»»

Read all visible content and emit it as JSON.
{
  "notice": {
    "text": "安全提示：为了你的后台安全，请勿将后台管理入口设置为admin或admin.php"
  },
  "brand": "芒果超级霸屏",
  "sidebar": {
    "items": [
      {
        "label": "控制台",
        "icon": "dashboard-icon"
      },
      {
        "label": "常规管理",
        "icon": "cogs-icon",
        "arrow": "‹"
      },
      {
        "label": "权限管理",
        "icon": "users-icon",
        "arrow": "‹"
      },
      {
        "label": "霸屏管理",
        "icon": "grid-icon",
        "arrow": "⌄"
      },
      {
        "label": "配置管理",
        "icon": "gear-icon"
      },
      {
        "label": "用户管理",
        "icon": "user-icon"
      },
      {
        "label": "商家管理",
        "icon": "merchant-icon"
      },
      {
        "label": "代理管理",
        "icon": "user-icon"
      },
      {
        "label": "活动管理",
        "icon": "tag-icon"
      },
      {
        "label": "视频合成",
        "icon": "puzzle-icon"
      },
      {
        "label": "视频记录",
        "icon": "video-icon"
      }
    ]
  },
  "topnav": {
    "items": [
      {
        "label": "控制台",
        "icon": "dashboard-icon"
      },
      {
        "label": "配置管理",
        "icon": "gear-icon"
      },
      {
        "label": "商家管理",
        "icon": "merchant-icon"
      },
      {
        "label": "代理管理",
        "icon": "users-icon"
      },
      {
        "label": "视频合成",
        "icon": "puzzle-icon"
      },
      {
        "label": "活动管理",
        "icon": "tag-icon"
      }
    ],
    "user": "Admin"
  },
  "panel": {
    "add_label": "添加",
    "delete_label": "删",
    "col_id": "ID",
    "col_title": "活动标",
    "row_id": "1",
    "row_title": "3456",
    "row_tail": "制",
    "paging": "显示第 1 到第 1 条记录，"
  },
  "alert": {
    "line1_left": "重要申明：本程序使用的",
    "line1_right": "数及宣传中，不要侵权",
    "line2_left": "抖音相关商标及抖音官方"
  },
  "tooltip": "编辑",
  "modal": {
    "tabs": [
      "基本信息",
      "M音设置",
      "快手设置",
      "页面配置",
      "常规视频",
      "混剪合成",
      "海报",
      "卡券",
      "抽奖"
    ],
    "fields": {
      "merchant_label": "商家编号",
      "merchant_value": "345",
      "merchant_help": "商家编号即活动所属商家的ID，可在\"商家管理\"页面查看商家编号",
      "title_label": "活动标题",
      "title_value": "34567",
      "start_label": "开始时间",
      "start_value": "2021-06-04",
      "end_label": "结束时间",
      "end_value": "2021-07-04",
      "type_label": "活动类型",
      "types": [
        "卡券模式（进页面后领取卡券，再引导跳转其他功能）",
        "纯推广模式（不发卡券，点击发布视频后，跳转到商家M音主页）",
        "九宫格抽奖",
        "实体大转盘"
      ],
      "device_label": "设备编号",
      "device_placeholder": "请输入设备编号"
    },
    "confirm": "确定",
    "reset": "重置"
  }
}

««

* _WORK TO BE COMPLETED_
Set down all of the records shown above once more, exactly.

* _CORRECT ANSWER_
Read all visible content and emit it as JSON.
{
  "notice": {
    "text": "安全提示：为了你的后台安全，请勿将后台管理入口设置为admin或admin.php"
  },
  "brand": "芒果超级霸屏",
  "sidebar": {
    "items": [
      {
        "label": "控制台",
        "icon": "dashboard-icon"
      },
      {
        "label": "常规管理",
        "icon": "cogs-icon",
        "arrow": "‹"
      },
      {
        "label": "权限管理",
        "icon": "users-icon",
        "arrow": "‹"
      },
      {
        "label": "霸屏管理",
        "icon": "grid-icon",
        "arrow": "⌄"
      },
      {
        "label": "配置管理",
        "icon": "gear-icon"
      },
      {
        "label": "用户管理",
        "icon": "user-icon"
      },
      {
        "label": "商家管理",
        "icon": "merchant-icon"
      },
      {
        "label": "代理管理",
        "icon": "user-icon"
      },
      {
        "label": "活动管理",
        "icon": "tag-icon"
      },
      {
        "label": "视频合成",
        "icon": "puzzle-icon"
      },
      {
        "label": "视频记录",
        "icon": "video-icon"
      }
    ]
  },
  "topnav": {
    "items": [
      {
        "label": "控制台",
        "icon": "dashboard-icon"
      },
      {
        "label": "配置管理",
        "icon": "gear-icon"
      },
      {
        "label": "商家管理",
        "icon": "merchant-icon"
      },
      {
        "label": "代理管理",
        "icon": "users-icon"
      },
      {
        "label": "视频合成",
        "icon": "puzzle-icon"
      },
      {
        "label": "活动管理",
        "icon": "tag-icon"
      }
    ],
    "user": "Admin"
  },
  "panel": {
    "add_label": "添加",
    "delete_label": "删",
    "col_id": "ID",
    "col_title": "活动标",
    "row_id": "1",
    "row_title": "3456",
    "row_tail": "制",
    "paging": "显示第 1 到第 1 条记录，"
  },
  "alert": {
    "line1_left": "重要申明：本程序使用的",
    "line1_right": "数及宣传中，不要侵权",
    "line2_left": "抖音相关商标及抖音官方"
  },
  "tooltip": "编辑",
  "modal": {
    "tabs": [
      "基本信息",
      "M音设置",
      "快手设置",
      "页面配置",
      "常规视频",
      "混剪合成",
      "海报",
      "卡券",
      "抽奖"
    ],
    "fields": {
      "merchant_label": "商家编号",
      "merchant_value": "345",
      "merchant_help": "商家编号即活动所属商家的ID，可在\"商家管理\"页面查看商家编号",
      "title_label": "活动标题",
      "title_value": "34567",
      "start_label": "开始时间",
      "start_value": "2021-06-04",
      "end_label": "结束时间",
      "end_value": "2021-07-04",
      "type_label": "活动类型",
      "types": [
        "卡券模式（进页面后领取卡券，再引导跳转其他功能）",
        "纯推广模式（不发卡券，点击发布视频后，跳转到商家M音主页）",
        "九宫格抽奖",
        "实体大转盘"
      ],
      "device_label": "设备编号",
      "device_placeholder": "请输入设备编号"
    },
    "confirm": "确定",
    "reset": "重置"
  }
}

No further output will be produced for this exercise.